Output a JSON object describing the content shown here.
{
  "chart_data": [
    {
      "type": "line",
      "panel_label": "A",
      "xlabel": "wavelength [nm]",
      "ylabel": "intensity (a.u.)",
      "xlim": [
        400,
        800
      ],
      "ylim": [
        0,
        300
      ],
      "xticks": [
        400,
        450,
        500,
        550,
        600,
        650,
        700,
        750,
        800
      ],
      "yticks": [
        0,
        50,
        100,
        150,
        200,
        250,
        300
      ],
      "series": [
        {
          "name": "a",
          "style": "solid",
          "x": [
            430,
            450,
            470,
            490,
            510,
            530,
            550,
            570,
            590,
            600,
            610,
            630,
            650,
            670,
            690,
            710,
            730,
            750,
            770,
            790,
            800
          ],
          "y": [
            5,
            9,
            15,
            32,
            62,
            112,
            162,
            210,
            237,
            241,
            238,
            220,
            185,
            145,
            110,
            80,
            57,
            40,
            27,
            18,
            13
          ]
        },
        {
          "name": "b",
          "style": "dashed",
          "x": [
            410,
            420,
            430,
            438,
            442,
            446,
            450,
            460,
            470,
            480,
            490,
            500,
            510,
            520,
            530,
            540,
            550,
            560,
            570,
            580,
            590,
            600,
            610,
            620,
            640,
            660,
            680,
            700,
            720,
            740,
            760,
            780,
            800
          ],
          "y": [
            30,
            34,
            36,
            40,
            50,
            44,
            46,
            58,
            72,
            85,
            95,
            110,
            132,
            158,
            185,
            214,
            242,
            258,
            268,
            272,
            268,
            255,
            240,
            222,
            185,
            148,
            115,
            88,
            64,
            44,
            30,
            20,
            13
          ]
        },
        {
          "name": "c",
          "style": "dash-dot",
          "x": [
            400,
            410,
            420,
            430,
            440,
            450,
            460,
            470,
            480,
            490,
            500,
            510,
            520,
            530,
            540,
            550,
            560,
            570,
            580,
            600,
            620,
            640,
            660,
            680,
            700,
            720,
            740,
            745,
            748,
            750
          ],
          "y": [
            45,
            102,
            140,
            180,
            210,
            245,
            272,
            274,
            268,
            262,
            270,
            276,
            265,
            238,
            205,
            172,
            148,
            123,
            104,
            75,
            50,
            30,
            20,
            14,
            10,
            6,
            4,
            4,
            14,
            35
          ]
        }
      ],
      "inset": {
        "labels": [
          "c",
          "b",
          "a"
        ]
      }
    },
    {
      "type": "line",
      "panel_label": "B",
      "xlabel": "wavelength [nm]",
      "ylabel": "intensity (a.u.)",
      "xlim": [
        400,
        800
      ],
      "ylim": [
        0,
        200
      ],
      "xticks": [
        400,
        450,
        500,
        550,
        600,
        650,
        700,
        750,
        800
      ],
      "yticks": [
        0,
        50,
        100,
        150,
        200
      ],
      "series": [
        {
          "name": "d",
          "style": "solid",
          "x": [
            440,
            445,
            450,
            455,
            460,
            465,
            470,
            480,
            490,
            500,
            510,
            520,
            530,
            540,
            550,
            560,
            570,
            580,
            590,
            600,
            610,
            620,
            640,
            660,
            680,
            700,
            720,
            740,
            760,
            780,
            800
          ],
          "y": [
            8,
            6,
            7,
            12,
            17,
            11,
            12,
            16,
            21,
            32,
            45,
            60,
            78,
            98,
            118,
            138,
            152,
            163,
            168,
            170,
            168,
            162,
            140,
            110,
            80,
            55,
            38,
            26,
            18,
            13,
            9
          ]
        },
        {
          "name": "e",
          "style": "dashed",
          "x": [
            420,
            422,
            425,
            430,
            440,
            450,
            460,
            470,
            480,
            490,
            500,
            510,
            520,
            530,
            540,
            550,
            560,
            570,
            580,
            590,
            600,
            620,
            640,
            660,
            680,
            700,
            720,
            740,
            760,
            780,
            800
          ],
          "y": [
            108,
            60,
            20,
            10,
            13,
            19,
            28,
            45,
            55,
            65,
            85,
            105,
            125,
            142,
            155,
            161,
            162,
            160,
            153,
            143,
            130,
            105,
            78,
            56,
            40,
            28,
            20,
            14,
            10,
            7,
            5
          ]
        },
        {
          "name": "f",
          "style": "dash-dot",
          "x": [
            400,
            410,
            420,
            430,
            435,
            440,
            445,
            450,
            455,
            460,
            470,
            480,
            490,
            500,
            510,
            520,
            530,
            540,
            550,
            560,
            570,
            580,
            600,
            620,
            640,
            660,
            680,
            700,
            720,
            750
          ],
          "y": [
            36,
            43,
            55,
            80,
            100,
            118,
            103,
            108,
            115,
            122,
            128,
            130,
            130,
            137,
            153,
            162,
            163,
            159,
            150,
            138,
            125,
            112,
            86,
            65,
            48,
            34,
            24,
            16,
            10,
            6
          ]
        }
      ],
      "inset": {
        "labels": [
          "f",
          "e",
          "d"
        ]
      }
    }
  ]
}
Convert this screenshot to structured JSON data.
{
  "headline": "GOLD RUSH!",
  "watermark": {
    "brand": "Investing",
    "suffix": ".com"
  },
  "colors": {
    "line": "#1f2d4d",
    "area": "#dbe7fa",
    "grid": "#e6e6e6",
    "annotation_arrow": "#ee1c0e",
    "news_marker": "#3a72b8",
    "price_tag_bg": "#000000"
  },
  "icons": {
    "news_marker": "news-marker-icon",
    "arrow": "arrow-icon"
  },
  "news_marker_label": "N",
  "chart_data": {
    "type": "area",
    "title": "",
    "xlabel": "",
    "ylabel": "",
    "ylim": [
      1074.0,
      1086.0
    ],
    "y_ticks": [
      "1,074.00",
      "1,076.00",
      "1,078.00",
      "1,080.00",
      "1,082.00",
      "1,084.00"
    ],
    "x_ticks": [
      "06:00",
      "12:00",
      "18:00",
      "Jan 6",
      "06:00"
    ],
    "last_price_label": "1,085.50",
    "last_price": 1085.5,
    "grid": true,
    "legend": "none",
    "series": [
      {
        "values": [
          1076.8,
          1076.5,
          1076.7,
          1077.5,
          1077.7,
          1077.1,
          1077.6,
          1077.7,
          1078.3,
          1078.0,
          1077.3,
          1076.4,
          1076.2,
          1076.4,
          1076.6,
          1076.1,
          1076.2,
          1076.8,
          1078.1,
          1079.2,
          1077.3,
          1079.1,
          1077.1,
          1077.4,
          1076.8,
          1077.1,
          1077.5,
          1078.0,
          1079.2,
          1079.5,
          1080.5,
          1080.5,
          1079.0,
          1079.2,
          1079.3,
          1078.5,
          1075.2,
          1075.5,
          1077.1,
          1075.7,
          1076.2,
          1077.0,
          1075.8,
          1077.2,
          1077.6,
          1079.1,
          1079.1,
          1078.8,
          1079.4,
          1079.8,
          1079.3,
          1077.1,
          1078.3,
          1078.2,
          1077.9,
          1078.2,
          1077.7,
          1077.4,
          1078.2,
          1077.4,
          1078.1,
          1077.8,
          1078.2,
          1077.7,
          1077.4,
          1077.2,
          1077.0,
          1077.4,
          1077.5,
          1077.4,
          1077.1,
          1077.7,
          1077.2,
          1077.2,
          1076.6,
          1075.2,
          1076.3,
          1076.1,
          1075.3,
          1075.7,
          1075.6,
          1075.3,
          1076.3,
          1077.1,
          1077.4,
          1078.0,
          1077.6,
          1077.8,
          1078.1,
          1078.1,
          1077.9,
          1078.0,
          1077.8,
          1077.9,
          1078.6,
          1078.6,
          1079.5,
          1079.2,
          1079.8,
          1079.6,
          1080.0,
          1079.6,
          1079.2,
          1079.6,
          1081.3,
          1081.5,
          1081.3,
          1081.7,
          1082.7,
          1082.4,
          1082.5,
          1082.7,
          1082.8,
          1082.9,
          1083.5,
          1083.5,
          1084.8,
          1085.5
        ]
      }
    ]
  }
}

Goal >> Copy out each record exactly as given, omitting none.

Exercise response >>
Output a JSON object describing the content shown here.
{
  "chart_data": [
    {
      "type": "line",
      "panel_label": "A",
      "xlabel": "wavelength [nm]",
      "ylabel": "intensity (a.u.)",
      "xlim": [
        400,
        800
      ],
      "ylim": [
        0,
        300
      ],
      "xticks": [
        400,
        450,
        500,
        550,
        600,
        650,
        700,
        750,
        800
      ],
      "yticks": [
        0,
        50,
        100,
        150,
        200,
        250,
        300
      ],
      "series": [
        {
          "name": "a",
          "style": "solid",
          "x": [
            430,
            450,
            470,
            490,
            510,
            530,
            550,
            570,
            590,
            600,
            610,
            630,
            650,
            670,
            690,
            710,
            730,
            750,
            770,
            790,
            800
          ],
          "y": [
            5,
            9,
            15,
            32,
            62,
            112,
            162,
            210,
            237,
            241,
            238,
            220,
            185,
            145,
            110,
            80,
            57,
            40,
            27,
            18,
            13
          ]
        },
        {
          "name": "b",
          "style": "dashed",
          "x": [
            410,
            420,
            430,
            438,
            442,
            446,
            450,
            460,
            470,
            480,
            490,
            500,
            510,
            520,
            530,
            540,
            550,
            560,
            570,
            580,
            590,
            600,
            610,
            620,
            640,
            660,
            680,
            700,
            720,
            740,
            760,
            780,
            800
          ],
          "y": [
            30,
            34,
            36,
            40,
            50,
            44,
            46,
            58,
            72,
            85,
            95,
            110,
            132,
            158,
            185,
            214,
            242,
            258,
            268,
            272,
            268,
            255,
            240,
            222,
            185,
            148,
            115,
            88,
            64,
            44,
            30,
            20,
            13
          ]
        },
        {
          "name": "c",
          "style": "dash-dot",
          "x": [
            400,
            410,
            420,
            430,
            440,
            450,
            460,
            470,
            480,
            490,
            500,
            510,
            520,
            530,
            540,
            550,
            560,
            570,
            580,
            600,
            620,
            640,
            660,
            680,
            700,
            720,
            740,
            745,
            748,
            750
          ],
          "y": [
            45,
            102,
            140,
            180,
            210,
            245,
            272,
            274,
            268,
            262,
            270,
            276,
            265,
            238,
            205,
            172,
            148,
            123,
            104,
            75,
            50,
            30,
            20,
            14,
            10,
            6,
            4,
            4,
            14,
            35
          ]
        }
      ],
      "inset": {
        "labels": [
          "c",
          "b",
          "a"
        ]
      }
    },
    {
      "type": "line",
      "panel_label": "B",
      "xlabel": "wavelength [nm]",
      "ylabel": "intensity (a.u.)",
      "xlim": [
        400,
        800
      ],
      "ylim": [
        0,
        200
      ],
      "xticks": [
        400,
        450,
        500,
        550,
        600,
        650,
        700,
        750,
        800
      ],
      "yticks": [
        0,
        50,
        100,
        150,
        200
      ],
      "series": [
        {
          "name": "d",
          "style": "solid",
          "x": [
            440,
            445,
            450,
            455,
            460,
            465,
            470,
            480,
            490,
            500,
            510,
            520,
            530,
            540,
            550,
            560,
            570,
            580,
            590,
            600,
            610,
            620,
            640,
            660,
            680,
            700,
            720,
            740,
            760,
            780,
            800
          ],
          "y": [
            8,
            6,
            7,
            12,
            17,
            11,
            12,
            16,
            21,
            32,
            45,
            60,
            78,
            98,
            118,
            138,
            152,
            163,
            168,
            170,
            168,
            162,
            140,
            110,
            80,
            55,
            38,
            26,
            18,
            13,
            9
          ]
        },
        {
          "name": "e",
          "style": "dashed",
          "x": [
            420,
            422,
            425,
            430,
            440,
            450,
            460,
            470,
            480,
            490,
            500,
            510,
            520,
            530,
            540,
            550,
            560,
            570,
            580,
            590,
            600,
            620,
            640,
            660,
            680,
            700,
            720,
            740,
            760,
            780,
            800
          ],
          "y": [
            108,
            60,
            20,
            10,
            13,
            19,
            28,
            45,
            55,
            65,
            85,
            105,
            125,
            142,
            155,
            161,
            162,
            160,
            153,
            143,
            130,
            105,
            78,
            56,
            40,
            28,
            20,
            14,
            10,
            7,
            5
          ]
        },
        {
          "name": "f",
          "style": "dash-dot",
          "x": [
            400,
            410,
            420,
            430,
            435,
            440,
            445,
            450,
            455,
            460,
            470,
            480,
            490,
            500,
            510,
            520,
            530,
            540,
            550,
            560,
            570,
            580,
            600,
            620,
            640,
            660,
            680,
            700,
            720,
            750
          ],
          "y": [
            36,
            43,
            55,
            80,
            100,
            118,
            103,
            108,
            115,
            122,
            128,
            130,
            130,
            137,
            153,
            162,
            163,
            159,
            150,
            138,
            125,
            112,
            86,
            65,
            48,
            34,
            24,
            16,
            10,
            6
          ]
        }
      ],
      "inset": {
        "labels": [
          "f",
          "e",
          "d"
        ]
      }
    }
  ]
}
Convert this screenshot to structured JSON data.
{
  "headline": "GOLD RUSH!",
  "watermark": {
    "brand": "Investing",
    "suffix": ".com"
  },
  "colors": {
    "line": "#1f2d4d",
    "area": "#dbe7fa",
    "grid": "#e6e6e6",
    "annotation_arrow": "#ee1c0e",
    "news_marker": "#3a72b8",
    "price_tag_bg": "#000000"
  },
  "icons": {
    "news_marker": "news-marker-icon",
    "arrow": "arrow-icon"
  },
  "news_marker_label": "N",
  "chart_data": {
    "type": "area",
    "title": "",
    "xlabel": "",
    "ylabel": "",
    "ylim": [
      1074.0,
      1086.0
    ],
    "y_ticks": [
      "1,074.00",
      "1,076.00",
      "1,078.00",
      "1,080.00",
      "1,082.00",
      "1,084.00"
    ],
    "x_ticks": [
      "06:00",
      "12:00",
      "18:00",
      "Jan 6",
      "06:00"
    ],
    "last_price_label": "1,085.50",
    "last_price": 1085.5,
    "grid": true,
    "legend": "none",
    "series": [
      {
        "values": [
          1076.8,
          1076.5,
          1076.7,
          1077.5,
          1077.7,
          1077.1,
          1077.6,
          1077.7,
          1078.3,
          1078.0,
          1077.3,
          1076.4,
          1076.2,
          1076.4,
          1076.6,
          1076.1,
          1076.2,
          1076.8,
          1078.1,
          1079.2,
          1077.3,
          1079.1,
          1077.1,
          1077.4,
          1076.8,
          1077.1,
          1077.5,
          1078.0,
          1079.2,
          1079.5,
          1080.5,
          1080.5,
          1079.0,
          1079.2,
          1079.3,
          1078.5,
          1075.2,
          1075.5,
          1077.1,
          1075.7,
          1076.2,
          1077.0,
          1075.8,
          1077.2,
          1077.6,
          1079.1,
          1079.1,
          1078.8,
          1079.4,
          1079.8,
          1079.3,
          1077.1,
          1078.3,
          1078.2,
          1077.9,
          1078.2,
          1077.7,
          1077.4,
          1078.2,
          1077.4,
          1078.1,
          1077.8,
          1078.2,
          1077.7,
          1077.4,
          1077.2,
          1077.0,
          1077.4,
          1077.5,
          1077.4,
          1077.1,
          1077.7,
          1077.2,
          1077.2,
          1076.6,
          1075.2,
          1076.3,
          1076.1,
          1075.3,
          1075.7,
          1075.6,
          1075.3,
          1076.3,
          1077.1,
          1077.4,
          1078.0,
          1077.6,
          1077.8,
          1078.1,
          1078.1,
          1077.9,
          1078.0,
          1077.8,
          1077.9,
          1078.6,
          1078.6,
          1079.5,
          1079.2,
          1079.8,
          1079.6,
          1080.0,
          1079.6,
          1079.2,
          1079.6,
          1081.3,
          1081.5,
          1081.3,
          1081.7,
          1082.7,
          1082.4,
          1082.5,
          1082.7,
          1082.8,
          1082.9,
          1083.5,
          1083.5,
          1084.8,
          1085.5
        ]
      }
    ]
  }
}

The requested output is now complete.